▸ Problem description
Find the lines containing the word "предоставлении" and copy every one of them.

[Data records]
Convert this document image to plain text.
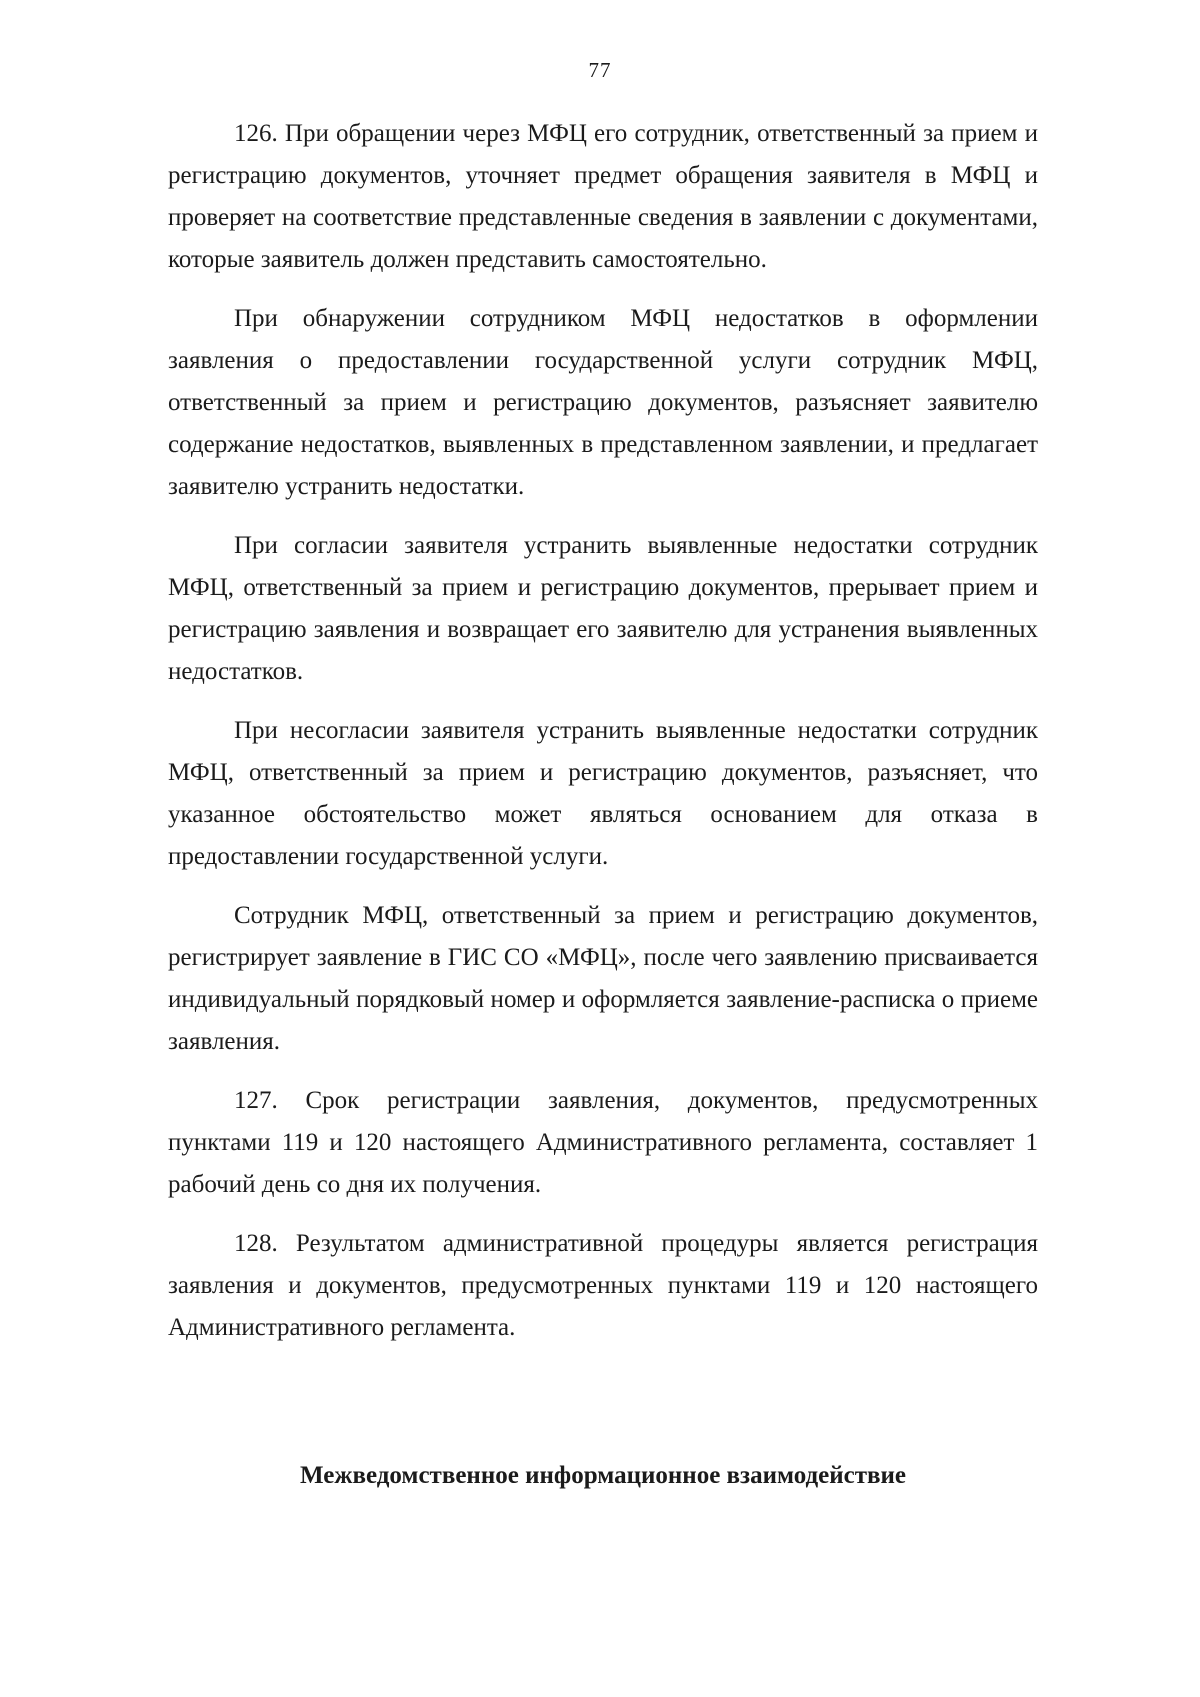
77

126. При обращении через МФЦ его сотрудник, ответственный за прием и регистрацию документов, уточняет предмет обращения заявителя в МФЦ и проверяет на соответствие представленные сведения в заявлении с документами, которые заявитель должен представить самостоятельно.

При обнаружении сотрудником МФЦ недостатков в оформлении заявления о предоставлении государственной услуги сотрудник МФЦ, ответственный за прием и регистрацию документов, разъясняет заявителю содержание недостатков, выявленных в представленном заявлении, и предлагает заявителю устранить недостатки.

При согласии заявителя устранить выявленные недостатки сотрудник МФЦ, ответственный за прием и регистрацию документов, прерывает прием и регистрацию заявления и возвращает его заявителю для устранения выявленных недостатков.

При несогласии заявителя устранить выявленные недостатки сотрудник МФЦ, ответственный за прием и регистрацию документов, разъясняет, что указанное обстоятельство может являться основанием для отказа в предоставлении государственной услуги.

Сотрудник МФЦ, ответственный за прием и регистрацию документов, регистрирует заявление в ГИС СО «МФЦ», после чего заявлению присваивается индивидуальный порядковый номер и оформляется заявление-расписка о приеме заявления.

127. Срок регистрации заявления, документов, предусмотренных пунктами 119 и 120 настоящего Административного регламента, составляет 1 рабочий день со дня их получения.

128. Результатом административной процедуры является регистрация заявления и документов, предусмотренных пунктами 119 и 120 настоящего Административного регламента.

Межведомственное информационное взаимодействие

▸ Result for this task
При обнаружении сотрудником МФЦ недостатков в оформлении заявления о предоставлении государственной услуги сотрудник МФЦ, ответственный за прием и регистрацию документов, разъясняет заявителю содержание недостатков, выявленных в представленном заявлении, и предлагает заявителю устранить недостатки.
При несогласии заявителя устранить выявленные недостатки сотрудник МФЦ, ответственный за прием и регистрацию документов, разъясняет, что указанное обстоятельство может являться основанием для отказа в предоставлении государственной услуги.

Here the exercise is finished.